◆ **GOAL OF THE EXERCISE**: What follows is a listing. Return every line of it exactly.

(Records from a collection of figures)
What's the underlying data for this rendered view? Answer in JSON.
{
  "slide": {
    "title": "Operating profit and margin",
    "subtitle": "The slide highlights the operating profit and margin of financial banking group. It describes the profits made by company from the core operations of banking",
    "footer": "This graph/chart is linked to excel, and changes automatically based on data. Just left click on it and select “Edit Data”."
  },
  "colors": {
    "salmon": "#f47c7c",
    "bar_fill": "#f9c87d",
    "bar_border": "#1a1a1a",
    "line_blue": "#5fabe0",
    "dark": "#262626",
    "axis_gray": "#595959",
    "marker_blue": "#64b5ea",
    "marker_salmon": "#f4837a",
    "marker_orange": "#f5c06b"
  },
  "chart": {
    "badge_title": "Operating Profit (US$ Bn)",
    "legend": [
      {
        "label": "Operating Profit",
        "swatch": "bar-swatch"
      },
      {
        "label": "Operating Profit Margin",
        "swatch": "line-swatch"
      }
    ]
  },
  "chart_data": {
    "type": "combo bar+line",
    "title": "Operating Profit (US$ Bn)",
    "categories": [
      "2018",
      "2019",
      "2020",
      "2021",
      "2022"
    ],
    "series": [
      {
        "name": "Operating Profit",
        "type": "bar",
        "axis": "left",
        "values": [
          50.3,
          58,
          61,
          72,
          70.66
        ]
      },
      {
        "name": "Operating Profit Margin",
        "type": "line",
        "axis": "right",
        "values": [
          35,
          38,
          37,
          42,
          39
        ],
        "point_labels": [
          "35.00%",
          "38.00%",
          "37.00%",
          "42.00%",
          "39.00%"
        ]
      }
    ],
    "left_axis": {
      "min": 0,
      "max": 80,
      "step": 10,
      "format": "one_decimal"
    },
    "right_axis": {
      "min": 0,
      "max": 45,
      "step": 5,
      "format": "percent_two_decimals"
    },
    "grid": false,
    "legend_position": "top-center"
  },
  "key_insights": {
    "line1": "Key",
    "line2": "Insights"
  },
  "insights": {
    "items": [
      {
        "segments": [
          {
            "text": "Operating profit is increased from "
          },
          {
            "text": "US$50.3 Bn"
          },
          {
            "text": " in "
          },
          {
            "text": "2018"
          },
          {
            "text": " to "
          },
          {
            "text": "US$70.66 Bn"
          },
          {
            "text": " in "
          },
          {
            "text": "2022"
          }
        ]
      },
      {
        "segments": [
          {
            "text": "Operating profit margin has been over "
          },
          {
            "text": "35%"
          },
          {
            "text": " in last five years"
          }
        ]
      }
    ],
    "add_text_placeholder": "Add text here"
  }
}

◆ **COMPLETE ANSWER**:
What's the underlying data for this rendered view? Answer in JSON.
{
  "slide": {
    "title": "Operating profit and margin",
    "subtitle": "The slide highlights the operating profit and margin of financial banking group. It describes the profits made by company from the core operations of banking",
    "footer": "This graph/chart is linked to excel, and changes automatically based on data. Just left click on it and select “Edit Data”."
  },
  "colors": {
    "salmon": "#f47c7c",
    "bar_fill": "#f9c87d",
    "bar_border": "#1a1a1a",
    "line_blue": "#5fabe0",
    "dark": "#262626",
    "axis_gray": "#595959",
    "marker_blue": "#64b5ea",
    "marker_salmon": "#f4837a",
    "marker_orange": "#f5c06b"
  },
  "chart": {
    "badge_title": "Operating Profit (US$ Bn)",
    "legend": [
      {
        "label": "Operating Profit",
        "swatch": "bar-swatch"
      },
      {
        "label": "Operating Profit Margin",
        "swatch": "line-swatch"
      }
    ]
  },
  "chart_data": {
    "type": "combo bar+line",
    "title": "Operating Profit (US$ Bn)",
    "categories": [
      "2018",
      "2019",
      "2020",
      "2021",
      "2022"
    ],
    "series": [
      {
        "name": "Operating Profit",
        "type": "bar",
        "axis": "left",
        "values": [
          50.3,
          58,
          61,
          72,
          70.66
        ]
      },
      {
        "name": "Operating Profit Margin",
        "type": "line",
        "axis": "right",
        "values": [
          35,
          38,
          37,
          42,
          39
        ],
        "point_labels": [
          "35.00%",
          "38.00%",
          "37.00%",
          "42.00%",
          "39.00%"
        ]
      }
    ],
    "left_axis": {
      "min": 0,
      "max": 80,
      "step": 10,
      "format": "one_decimal"
    },
    "right_axis": {
      "min": 0,
      "max": 45,
      "step": 5,
      "format": "percent_two_decimals"
    },
    "grid": false,
    "legend_position": "top-center"
  },
  "key_insights": {
    "line1": "Key",
    "line2": "Insights"
  },
  "insights": {
    "items": [
      {
        "segments": [
          {
            "text": "Operating profit is increased from "
          },
          {
            "text": "US$50.3 Bn"
          },
          {
            "text": " in "
          },
          {
            "text": "2018"
          },
          {
            "text": " to "
          },
          {
            "text": "US$70.66 Bn"
          },
          {
            "text": " in "
          },
          {
            "text": "2022"
          }
        ]
      },
      {
        "segments": [
          {
            "text": "Operating profit margin has been over "
          },
          {
            "text": "35%"
          },
          {
            "text": " in last five years"
          }
        ]
      }
    ],
    "add_text_placeholder": "Add text here"
  }
}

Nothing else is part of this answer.